REQUIRED WORK => Locate the line that contains "OCR this image.", then copy it and all later lines of the data below exactly, through the last one.

DATA FOR THE TASK =>
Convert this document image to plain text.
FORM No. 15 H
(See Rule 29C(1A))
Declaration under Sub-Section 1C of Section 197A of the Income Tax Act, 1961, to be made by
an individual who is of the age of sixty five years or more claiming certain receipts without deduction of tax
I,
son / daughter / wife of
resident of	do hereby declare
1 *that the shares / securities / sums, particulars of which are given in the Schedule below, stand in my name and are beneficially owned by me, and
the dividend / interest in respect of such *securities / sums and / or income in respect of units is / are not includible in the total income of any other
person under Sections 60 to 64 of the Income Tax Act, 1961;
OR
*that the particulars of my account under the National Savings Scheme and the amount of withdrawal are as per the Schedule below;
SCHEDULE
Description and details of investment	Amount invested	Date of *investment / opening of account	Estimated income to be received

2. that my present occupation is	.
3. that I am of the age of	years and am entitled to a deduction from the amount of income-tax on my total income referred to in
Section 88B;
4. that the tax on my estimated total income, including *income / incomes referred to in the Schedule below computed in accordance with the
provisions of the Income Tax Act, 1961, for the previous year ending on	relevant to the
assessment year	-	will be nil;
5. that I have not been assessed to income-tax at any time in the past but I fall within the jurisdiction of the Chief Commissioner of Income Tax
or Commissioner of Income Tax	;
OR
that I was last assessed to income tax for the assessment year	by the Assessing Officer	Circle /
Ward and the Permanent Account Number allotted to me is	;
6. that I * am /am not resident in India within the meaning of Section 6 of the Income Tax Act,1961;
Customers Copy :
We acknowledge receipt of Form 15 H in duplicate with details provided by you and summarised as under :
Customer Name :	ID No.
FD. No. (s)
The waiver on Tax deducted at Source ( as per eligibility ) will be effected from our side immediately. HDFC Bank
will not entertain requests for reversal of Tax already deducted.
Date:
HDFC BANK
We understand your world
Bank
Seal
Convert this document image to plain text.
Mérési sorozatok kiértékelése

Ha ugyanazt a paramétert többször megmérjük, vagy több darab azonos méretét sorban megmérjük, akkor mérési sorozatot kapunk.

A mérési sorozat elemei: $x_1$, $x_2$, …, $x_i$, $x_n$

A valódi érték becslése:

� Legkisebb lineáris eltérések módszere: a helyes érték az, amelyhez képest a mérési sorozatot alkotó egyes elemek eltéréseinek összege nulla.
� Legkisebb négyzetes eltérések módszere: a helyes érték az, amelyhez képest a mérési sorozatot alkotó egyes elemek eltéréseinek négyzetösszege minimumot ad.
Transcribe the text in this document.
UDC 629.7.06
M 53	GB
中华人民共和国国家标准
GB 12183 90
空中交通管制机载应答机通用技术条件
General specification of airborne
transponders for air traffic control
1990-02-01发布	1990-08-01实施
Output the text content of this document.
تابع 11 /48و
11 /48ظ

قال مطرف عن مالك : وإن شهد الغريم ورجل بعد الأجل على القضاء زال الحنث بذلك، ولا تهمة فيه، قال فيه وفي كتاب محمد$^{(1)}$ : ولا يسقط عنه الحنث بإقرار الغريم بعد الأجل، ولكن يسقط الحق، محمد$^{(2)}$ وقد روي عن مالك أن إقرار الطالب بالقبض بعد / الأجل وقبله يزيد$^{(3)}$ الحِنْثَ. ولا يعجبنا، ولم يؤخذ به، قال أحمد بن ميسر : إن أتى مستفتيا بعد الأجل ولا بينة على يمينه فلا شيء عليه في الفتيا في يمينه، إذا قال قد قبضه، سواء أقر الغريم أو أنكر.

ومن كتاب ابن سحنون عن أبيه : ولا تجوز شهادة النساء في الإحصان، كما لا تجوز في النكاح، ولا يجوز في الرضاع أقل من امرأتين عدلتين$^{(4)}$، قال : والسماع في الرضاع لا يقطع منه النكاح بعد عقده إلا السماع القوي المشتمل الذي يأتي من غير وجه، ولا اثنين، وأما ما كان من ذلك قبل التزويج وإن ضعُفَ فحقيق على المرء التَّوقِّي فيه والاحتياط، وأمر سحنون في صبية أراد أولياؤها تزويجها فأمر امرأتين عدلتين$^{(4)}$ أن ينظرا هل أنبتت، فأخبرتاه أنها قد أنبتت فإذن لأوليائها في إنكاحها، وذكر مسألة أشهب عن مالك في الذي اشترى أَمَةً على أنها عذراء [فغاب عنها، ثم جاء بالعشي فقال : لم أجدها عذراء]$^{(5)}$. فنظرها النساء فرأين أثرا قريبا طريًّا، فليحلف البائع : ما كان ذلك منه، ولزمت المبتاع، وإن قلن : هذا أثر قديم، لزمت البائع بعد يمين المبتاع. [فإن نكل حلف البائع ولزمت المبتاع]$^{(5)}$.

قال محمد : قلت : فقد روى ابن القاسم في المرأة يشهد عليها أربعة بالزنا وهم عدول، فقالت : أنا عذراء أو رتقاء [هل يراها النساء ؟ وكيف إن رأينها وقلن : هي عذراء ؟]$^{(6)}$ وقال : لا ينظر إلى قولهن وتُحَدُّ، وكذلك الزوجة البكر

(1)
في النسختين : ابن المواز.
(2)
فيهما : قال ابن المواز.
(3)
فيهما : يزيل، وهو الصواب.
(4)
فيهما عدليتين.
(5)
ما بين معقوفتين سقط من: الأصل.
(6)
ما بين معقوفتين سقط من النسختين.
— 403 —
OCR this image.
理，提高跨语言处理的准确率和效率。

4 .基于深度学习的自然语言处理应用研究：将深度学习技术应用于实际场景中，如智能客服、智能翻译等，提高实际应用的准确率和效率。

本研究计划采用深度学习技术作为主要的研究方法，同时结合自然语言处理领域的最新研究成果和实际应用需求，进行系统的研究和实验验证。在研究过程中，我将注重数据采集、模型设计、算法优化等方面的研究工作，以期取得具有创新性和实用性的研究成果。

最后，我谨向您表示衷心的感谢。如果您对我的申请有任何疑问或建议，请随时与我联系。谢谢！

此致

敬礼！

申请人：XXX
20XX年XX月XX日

COMPLETED EXERCISE =>
OCR this image.
理，提高跨语言处理的准确率和效率。

4 .基于深度学习的自然语言处理应用研究：将深度学习技术应用于实际场景中，如智能客服、智能翻译等，提高实际应用的准确率和效率。

本研究计划采用深度学习技术作为主要的研究方法，同时结合自然语言处理领域的最新研究成果和实际应用需求，进行系统的研究和实验验证。在研究过程中，我将注重数据采集、模型设计、算法优化等方面的研究工作，以期取得具有创新性和实用性的研究成果。

最后，我谨向您表示衷心的感谢。如果您对我的申请有任何疑问或建议，请随时与我联系。谢谢！

此致

敬礼！

申请人：XXX
20XX年XX月XX日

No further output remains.